» **EXERCISE**
Where a line in the listing contains the string "text", copy that line out.

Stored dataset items
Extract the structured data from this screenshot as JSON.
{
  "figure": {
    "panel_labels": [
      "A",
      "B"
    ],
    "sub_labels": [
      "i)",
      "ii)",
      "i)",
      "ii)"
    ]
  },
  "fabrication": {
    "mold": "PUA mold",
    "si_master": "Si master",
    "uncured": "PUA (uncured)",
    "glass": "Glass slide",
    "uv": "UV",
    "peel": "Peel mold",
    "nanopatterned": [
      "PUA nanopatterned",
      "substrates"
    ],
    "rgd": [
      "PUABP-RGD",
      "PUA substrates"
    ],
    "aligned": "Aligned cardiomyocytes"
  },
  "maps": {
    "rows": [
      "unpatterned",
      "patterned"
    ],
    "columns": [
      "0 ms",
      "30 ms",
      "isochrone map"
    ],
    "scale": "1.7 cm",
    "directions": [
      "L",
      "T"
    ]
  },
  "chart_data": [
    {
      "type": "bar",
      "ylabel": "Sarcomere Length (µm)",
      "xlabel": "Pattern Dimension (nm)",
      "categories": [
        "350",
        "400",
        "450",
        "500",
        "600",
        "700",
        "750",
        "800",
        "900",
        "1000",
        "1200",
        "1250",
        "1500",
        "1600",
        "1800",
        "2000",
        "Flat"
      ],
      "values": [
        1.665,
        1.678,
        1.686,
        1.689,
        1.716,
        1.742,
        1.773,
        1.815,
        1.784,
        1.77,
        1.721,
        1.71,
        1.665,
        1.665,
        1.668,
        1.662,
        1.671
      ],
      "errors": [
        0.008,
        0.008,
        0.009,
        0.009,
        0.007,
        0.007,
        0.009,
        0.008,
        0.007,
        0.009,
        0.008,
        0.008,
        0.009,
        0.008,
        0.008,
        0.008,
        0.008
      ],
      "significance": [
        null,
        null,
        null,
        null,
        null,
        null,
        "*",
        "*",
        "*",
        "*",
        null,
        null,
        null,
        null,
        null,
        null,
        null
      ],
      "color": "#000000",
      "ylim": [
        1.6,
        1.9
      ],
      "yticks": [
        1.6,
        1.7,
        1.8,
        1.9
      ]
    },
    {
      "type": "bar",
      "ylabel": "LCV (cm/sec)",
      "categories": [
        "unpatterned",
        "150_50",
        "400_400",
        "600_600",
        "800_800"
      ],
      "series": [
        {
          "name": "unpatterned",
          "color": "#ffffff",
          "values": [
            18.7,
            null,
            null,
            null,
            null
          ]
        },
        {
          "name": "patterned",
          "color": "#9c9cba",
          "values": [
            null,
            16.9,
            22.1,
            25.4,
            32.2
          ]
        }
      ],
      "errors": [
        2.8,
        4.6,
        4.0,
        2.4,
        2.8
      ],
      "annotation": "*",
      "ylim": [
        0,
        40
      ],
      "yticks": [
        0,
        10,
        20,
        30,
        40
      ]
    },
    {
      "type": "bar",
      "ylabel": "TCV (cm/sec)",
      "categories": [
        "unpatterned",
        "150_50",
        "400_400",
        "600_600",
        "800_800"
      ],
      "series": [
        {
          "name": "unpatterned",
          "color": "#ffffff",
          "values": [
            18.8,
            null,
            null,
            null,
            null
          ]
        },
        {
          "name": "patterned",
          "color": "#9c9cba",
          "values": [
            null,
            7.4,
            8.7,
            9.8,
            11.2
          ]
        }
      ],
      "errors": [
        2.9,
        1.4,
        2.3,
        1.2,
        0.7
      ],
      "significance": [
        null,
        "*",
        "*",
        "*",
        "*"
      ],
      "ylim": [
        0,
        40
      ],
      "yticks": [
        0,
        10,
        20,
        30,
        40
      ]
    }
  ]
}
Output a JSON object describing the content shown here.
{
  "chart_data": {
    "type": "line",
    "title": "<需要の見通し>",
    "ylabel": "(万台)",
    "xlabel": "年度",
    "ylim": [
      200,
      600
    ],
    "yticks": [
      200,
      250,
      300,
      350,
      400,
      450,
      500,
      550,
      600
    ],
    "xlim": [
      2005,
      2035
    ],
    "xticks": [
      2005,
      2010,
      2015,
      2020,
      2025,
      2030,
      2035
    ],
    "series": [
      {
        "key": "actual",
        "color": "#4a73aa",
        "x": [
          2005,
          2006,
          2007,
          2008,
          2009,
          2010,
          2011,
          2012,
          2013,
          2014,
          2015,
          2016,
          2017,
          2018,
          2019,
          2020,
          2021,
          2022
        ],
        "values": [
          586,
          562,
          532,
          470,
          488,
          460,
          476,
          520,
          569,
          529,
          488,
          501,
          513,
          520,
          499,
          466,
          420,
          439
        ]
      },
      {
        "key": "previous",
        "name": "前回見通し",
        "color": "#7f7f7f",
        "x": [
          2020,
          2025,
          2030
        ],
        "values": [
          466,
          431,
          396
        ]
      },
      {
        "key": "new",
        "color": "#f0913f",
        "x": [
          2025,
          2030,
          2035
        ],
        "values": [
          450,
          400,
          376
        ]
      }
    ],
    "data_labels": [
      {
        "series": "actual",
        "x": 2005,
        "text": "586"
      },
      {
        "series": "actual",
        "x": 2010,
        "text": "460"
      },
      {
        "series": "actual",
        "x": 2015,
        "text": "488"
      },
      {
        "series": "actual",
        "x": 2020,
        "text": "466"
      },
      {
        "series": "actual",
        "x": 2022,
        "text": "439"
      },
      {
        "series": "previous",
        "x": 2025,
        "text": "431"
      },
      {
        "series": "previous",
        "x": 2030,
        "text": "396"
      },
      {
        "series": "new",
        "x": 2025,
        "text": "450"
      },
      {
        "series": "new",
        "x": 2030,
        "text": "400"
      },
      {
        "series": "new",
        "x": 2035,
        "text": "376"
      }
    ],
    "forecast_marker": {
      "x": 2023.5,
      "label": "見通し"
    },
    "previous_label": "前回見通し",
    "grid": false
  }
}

» **TASK SOLUTION**
        "text": "586"
        "text": "460"
        "text": "488"
        "text": "466"
        "text": "439"
        "text": "431"
        "text": "396"
        "text": "450"
        "text": "400"
        "text": "376"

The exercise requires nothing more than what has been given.